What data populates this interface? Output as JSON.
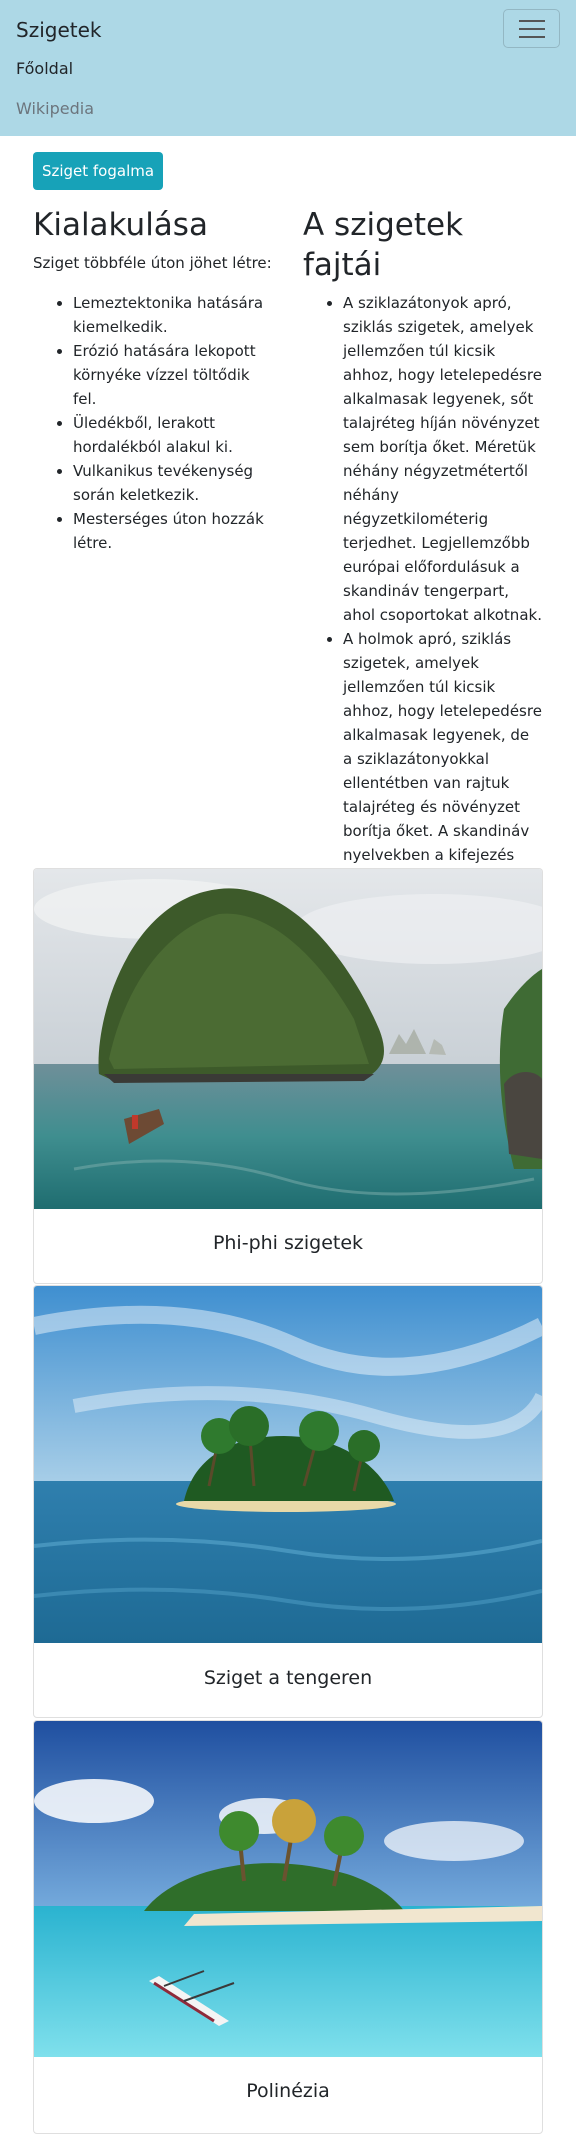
{
  "navbar": {
    "brand": "Szigetek",
    "links": [
      "Főoldal",
      "Wikipedia"
    ],
    "toggle_icon": "hamburger-menu-icon"
  },
  "button": {
    "label": "Sziget fogalma"
  },
  "left": {
    "heading": "Kialakulása",
    "intro": "Sziget többféle úton jöhet létre:",
    "items": [
      "Lemeztektonika hatására kiemelkedik.",
      "Erózió hatására lekopott környéke vízzel töltődik fel.",
      "Üledékből, lerakott hordalékból alakul ki.",
      "Vulkanikus tevékenység során keletkezik.",
      "Mesterséges úton hozzák létre."
    ]
  },
  "right": {
    "heading": "A szigetek fajtái",
    "items": [
      "A sziklazátonyok apró, sziklás szigetek, amelyek jellemzően túl kicsik ahhoz, hogy letelepedésre alkalmasak legyenek, sőt talajréteg híján növényzet sem borítja őket. Méretük néhány négyzetmétertől néhány négyzetkilométerig terjedhet. Legjellemzőbb európai előfordulásuk a skandináv tengerpart, ahol csoportokat alkotnak.",
      "A holmok apró, sziklás szigetek, amelyek jellemzően túl kicsik ahhoz, hogy letelepedésre alkalmasak legyenek, de a sziklazátonyokkal ellentétben van rajtuk talajréteg és növényzet borítja őket. A skandináv nyelvekben a kifejezés kicsi, legfeljebb közepes méretű szigetet jelent."
    ]
  },
  "cards": [
    {
      "caption": "Phi-phi szigetek"
    },
    {
      "caption": "Sziget a tengeren"
    },
    {
      "caption": "Polinézia"
    }
  ],
  "colors": {
    "navbar_bg": "#add8e6",
    "button_bg": "#17a2b8"
  }
}
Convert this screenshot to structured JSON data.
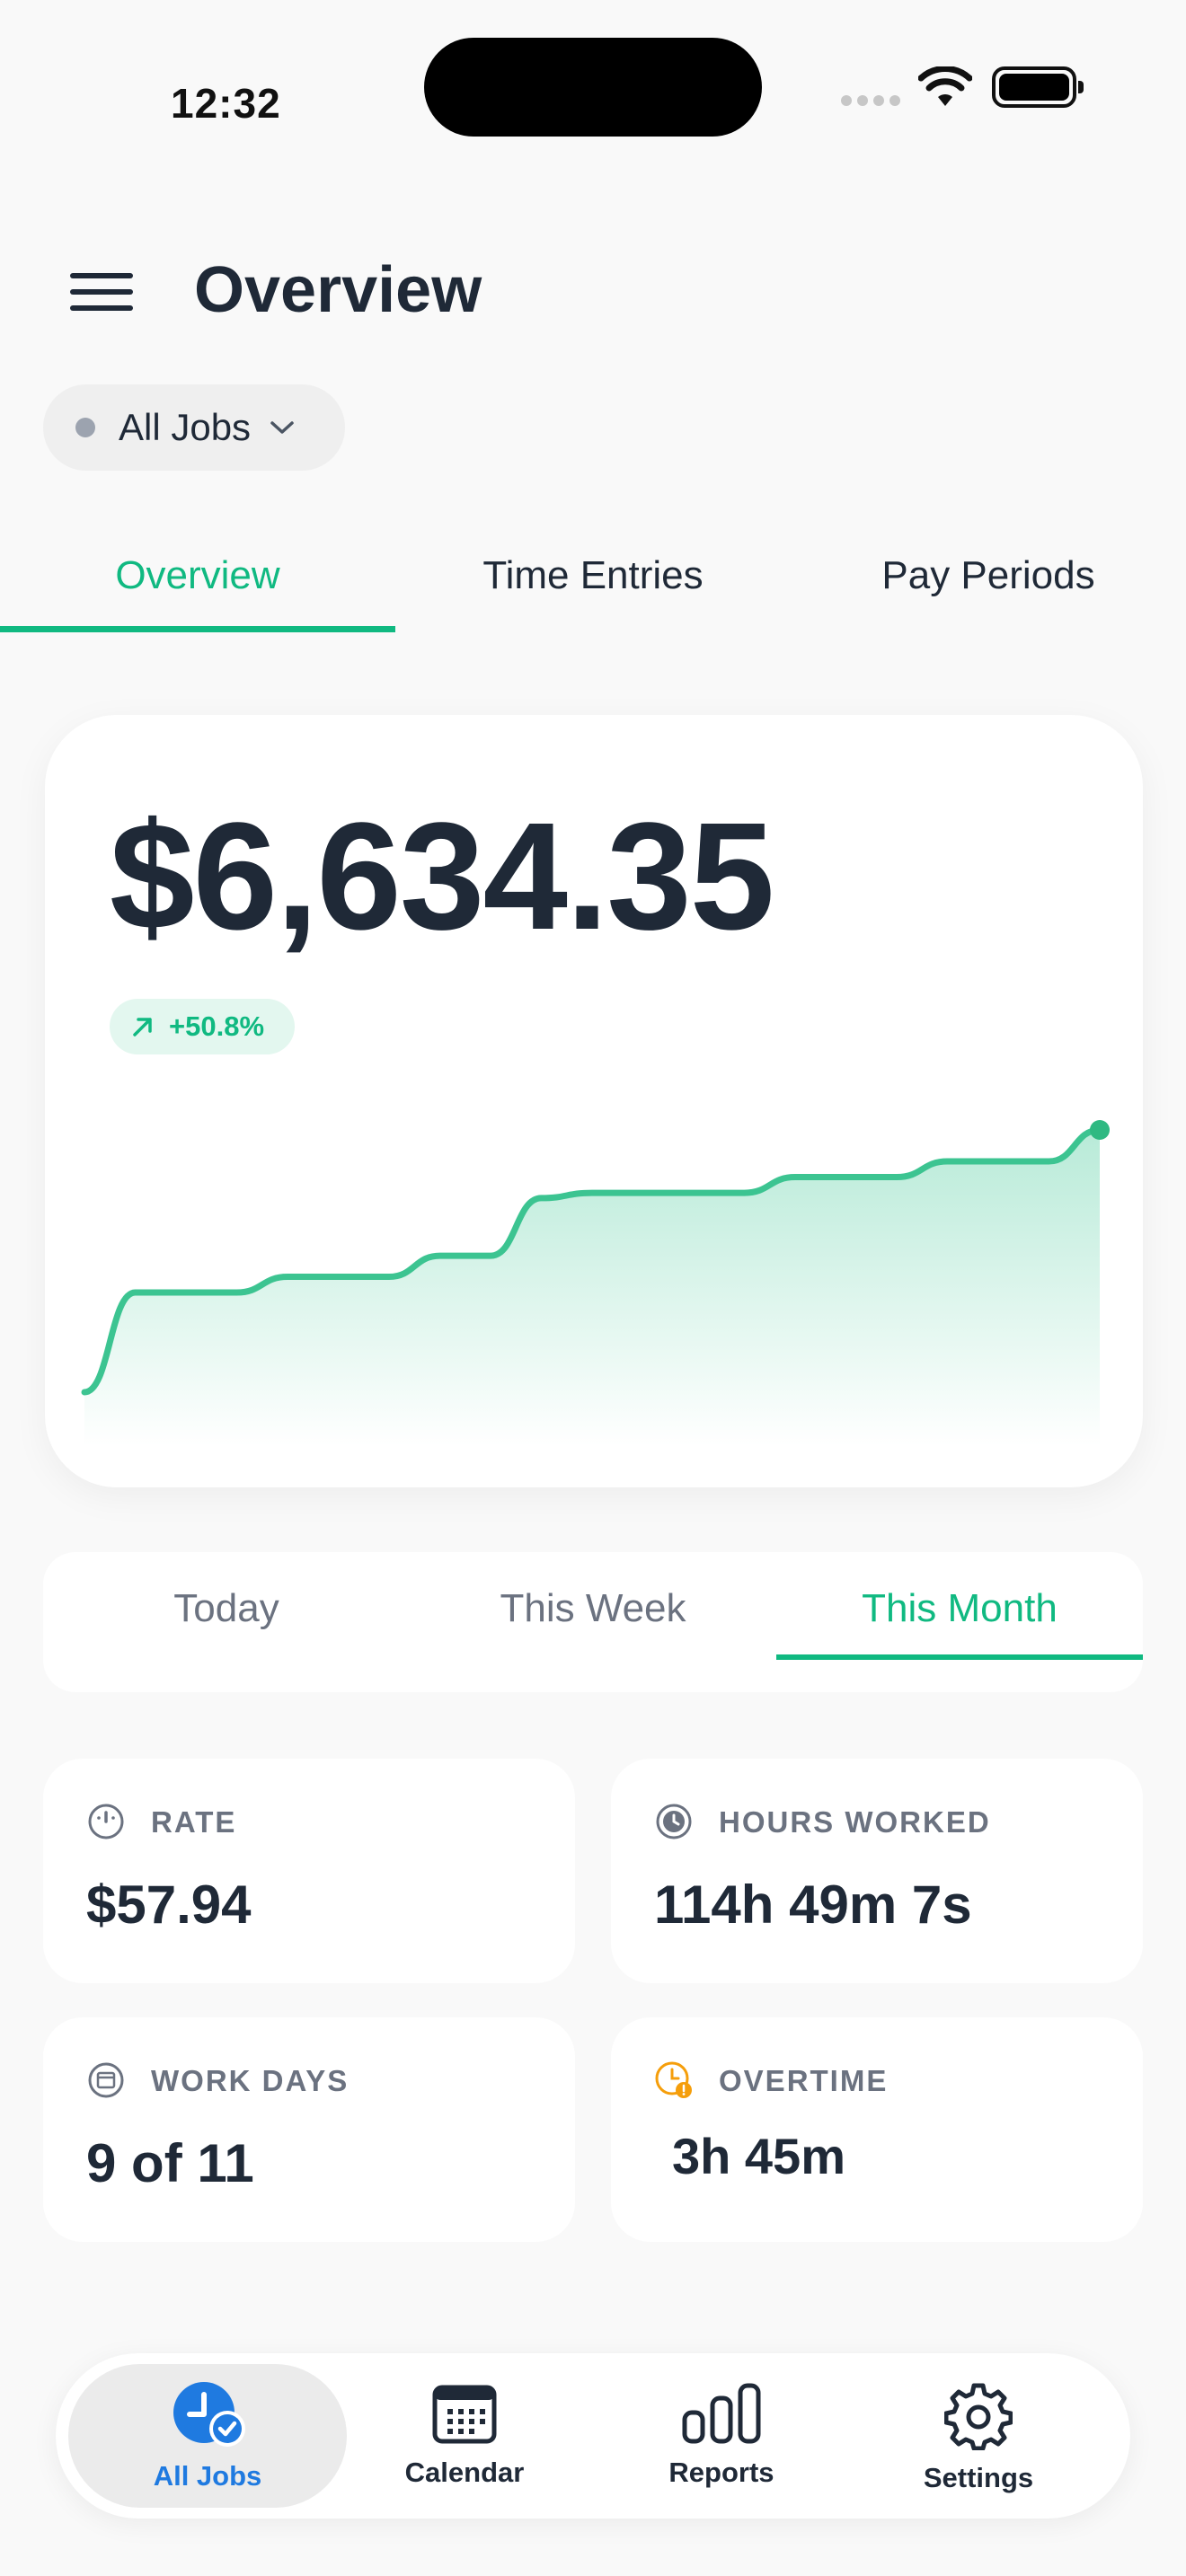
{
  "status_bar": {
    "time": "12:32"
  },
  "header": {
    "title": "Overview"
  },
  "job_filter": {
    "label": "All Jobs"
  },
  "tabs": [
    {
      "label": "Overview",
      "active": true
    },
    {
      "label": "Time Entries",
      "active": false
    },
    {
      "label": "Pay Periods",
      "active": false
    }
  ],
  "earnings": {
    "amount": "$6,634.35",
    "change": "+50.8%",
    "accent_color": "#10b981"
  },
  "chart_data": {
    "type": "area",
    "title": "",
    "xlabel": "",
    "ylabel": "",
    "series": [
      {
        "values": [
          0,
          38,
          38,
          38,
          44,
          44,
          44,
          52,
          52,
          74,
          76,
          76,
          76,
          76,
          82,
          82,
          82,
          88,
          88,
          88,
          100
        ]
      }
    ],
    "grid": false,
    "legend": "none"
  },
  "period_tabs": [
    {
      "label": "Today",
      "active": false
    },
    {
      "label": "This Week",
      "active": false
    },
    {
      "label": "This Month",
      "active": true
    }
  ],
  "stats": {
    "rate": {
      "label": "RATE",
      "value": "$57.94",
      "icon": "speedometer-icon"
    },
    "hours": {
      "label": "HOURS WORKED",
      "value": "114h 49m 7s",
      "icon": "clock-icon"
    },
    "work_days": {
      "label": "WORK DAYS",
      "value": "9 of 11",
      "icon": "calendar-icon"
    },
    "overtime": {
      "label": "OVERTIME",
      "value": "3h 45m",
      "icon": "clock-alert-icon",
      "color": "#f59e0b"
    }
  },
  "nav": {
    "items": [
      {
        "label": "All Jobs",
        "icon": "clock-check-icon",
        "active": true
      },
      {
        "label": "Calendar",
        "icon": "calendar-icon",
        "active": false
      },
      {
        "label": "Reports",
        "icon": "bar-chart-icon",
        "active": false
      },
      {
        "label": "Settings",
        "icon": "gear-icon",
        "active": false
      }
    ],
    "active_color": "#1f7ae0"
  }
}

● **What the exercise asks**: Answer with one number: how many lines of the entries above include the word "JSON".

● **Exercise answer**: 2